BEGIN

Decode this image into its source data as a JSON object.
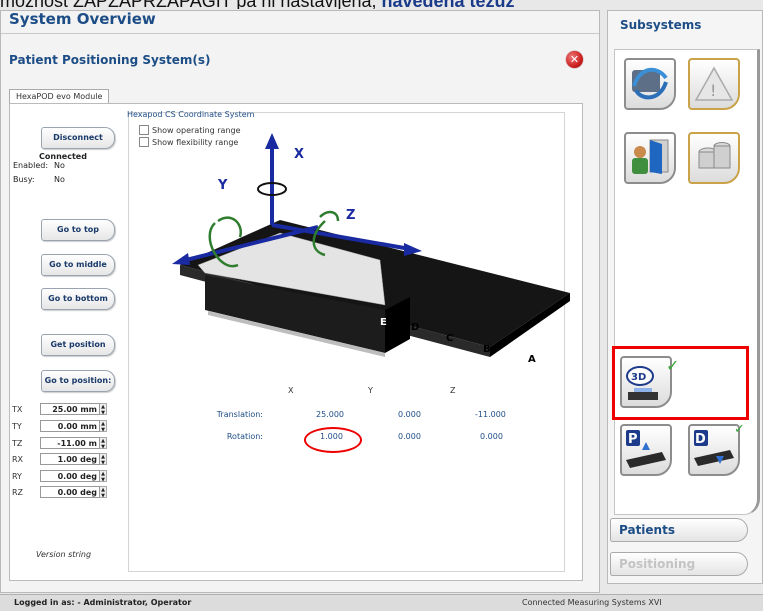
{
  "top_banner": {
    "prefix": "moznost ZAPZAPRZAPAGIT pa ni nastavijena, ",
    "suffix": "navedena tezuz"
  },
  "main_window": {
    "title": "System Overview",
    "subtitle": "Patient Positioning System(s)",
    "close_glyph": "✕",
    "tab_label": "HexaPOD evo Module",
    "coord_system_title": "Hexapod CS Coordinate System",
    "checkboxes": [
      {
        "label": "Show operating range",
        "checked": false
      },
      {
        "label": "Show flexibility range",
        "checked": false
      }
    ],
    "buttons": {
      "disconnect": "Disconnect",
      "go_top": "Go to top",
      "go_middle": "Go to middle",
      "go_bottom": "Go to bottom",
      "get_position": "Get position",
      "go_to_position": "Go to position:"
    },
    "status": {
      "connected": "Connected",
      "enabled_label": "Enabled:",
      "enabled_value": "No",
      "busy_label": "Busy:",
      "busy_value": "No"
    },
    "fields": [
      {
        "label": "TX",
        "value": "25.00 mm"
      },
      {
        "label": "TY",
        "value": "0.00 mm"
      },
      {
        "label": "TZ",
        "value": "-11.00 m"
      },
      {
        "label": "RX",
        "value": "1.00 deg"
      },
      {
        "label": "RY",
        "value": "0.00 deg"
      },
      {
        "label": "RZ",
        "value": "0.00 deg"
      }
    ],
    "diagram": {
      "axis_x": "X",
      "axis_y": "Y",
      "axis_z": "Z",
      "markers": [
        "A",
        "B",
        "C",
        "D",
        "E"
      ]
    },
    "table": {
      "headers": [
        "X",
        "Y",
        "Z"
      ],
      "rows": [
        {
          "label": "Translation:",
          "values": [
            "25.000",
            "0.000",
            "-11.000"
          ]
        },
        {
          "label": "Rotation:",
          "values": [
            "1.000",
            "0.000",
            "0.000"
          ]
        }
      ]
    },
    "version": "Version string"
  },
  "side_panel": {
    "title": "Subsystems",
    "tiles": [
      {
        "name": "network-icon"
      },
      {
        "name": "warning-icon"
      },
      {
        "name": "user-exit-icon"
      },
      {
        "name": "database-icon"
      },
      {
        "name": "3d-view-icon",
        "badge": "3D"
      },
      {
        "name": "patient-load-icon",
        "badge": "P"
      },
      {
        "name": "patient-unload-icon",
        "badge": "D"
      }
    ],
    "buttons": {
      "patients": "Patients",
      "positioning": "Positioning"
    }
  },
  "statusbar": {
    "logged_in": "Logged in as: - Administrator, Operator",
    "connected_systems": "Connected Measuring Systems  XVI"
  },
  "colors": {
    "title_blue": "#1d4d86",
    "highlight_red": "#e00000",
    "axis_blue": "#1a2aa0",
    "rotation_green": "#2e7d2e"
  }
}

END

- _TRY IT_: Reproduce the data above word for word and omit the images.

- _EXERCISE RESPONSE_:
Decode this image into its source data as a JSON object.
{
  "top_banner": {
    "prefix": "moznost ZAPZAPRZAPAGIT pa ni nastavijena, ",
    "suffix": "navedena tezuz"
  },
  "main_window": {
    "title": "System Overview",
    "subtitle": "Patient Positioning System(s)",
    "close_glyph": "✕",
    "tab_label": "HexaPOD evo Module",
    "coord_system_title": "Hexapod CS Coordinate System",
    "checkboxes": [
      {
        "label": "Show operating range",
        "checked": false
      },
      {
        "label": "Show flexibility range",
        "checked": false
      }
    ],
    "buttons": {
      "disconnect": "Disconnect",
      "go_top": "Go to top",
      "go_middle": "Go to middle",
      "go_bottom": "Go to bottom",
      "get_position": "Get position",
      "go_to_position": "Go to position:"
    },
    "status": {
      "connected": "Connected",
      "enabled_label": "Enabled:",
      "enabled_value": "No",
      "busy_label": "Busy:",
      "busy_value": "No"
    },
    "fields": [
      {
        "label": "TX",
        "value": "25.00 mm"
      },
      {
        "label": "TY",
        "value": "0.00 mm"
      },
      {
        "label": "TZ",
        "value": "-11.00 m"
      },
      {
        "label": "RX",
        "value": "1.00 deg"
      },
      {
        "label": "RY",
        "value": "0.00 deg"
      },
      {
        "label": "RZ",
        "value": "0.00 deg"
      }
    ],
    "diagram": {
      "axis_x": "X",
      "axis_y": "Y",
      "axis_z": "Z",
      "markers": [
        "A",
        "B",
        "C",
        "D",
        "E"
      ]
    },
    "table": {
      "headers": [
        "X",
        "Y",
        "Z"
      ],
      "rows": [
        {
          "label": "Translation:",
          "values": [
            "25.000",
            "0.000",
            "-11.000"
          ]
        },
        {
          "label": "Rotation:",
          "values": [
            "1.000",
            "0.000",
            "0.000"
          ]
        }
      ]
    },
    "version": "Version string"
  },
  "side_panel": {
    "title": "Subsystems",
    "tiles": [
      {
        "name": "network-icon"
      },
      {
        "name": "warning-icon"
      },
      {
        "name": "user-exit-icon"
      },
      {
        "name": "database-icon"
      },
      {
        "name": "3d-view-icon",
        "badge": "3D"
      },
      {
        "name": "patient-load-icon",
        "badge": "P"
      },
      {
        "name": "patient-unload-icon",
        "badge": "D"
      }
    ],
    "buttons": {
      "patients": "Patients",
      "positioning": "Positioning"
    }
  },
  "statusbar": {
    "logged_in": "Logged in as: - Administrator, Operator",
    "connected_systems": "Connected Measuring Systems  XVI"
  },
  "colors": {
    "title_blue": "#1d4d86",
    "highlight_red": "#e00000",
    "axis_blue": "#1a2aa0",
    "rotation_green": "#2e7d2e"
  }
}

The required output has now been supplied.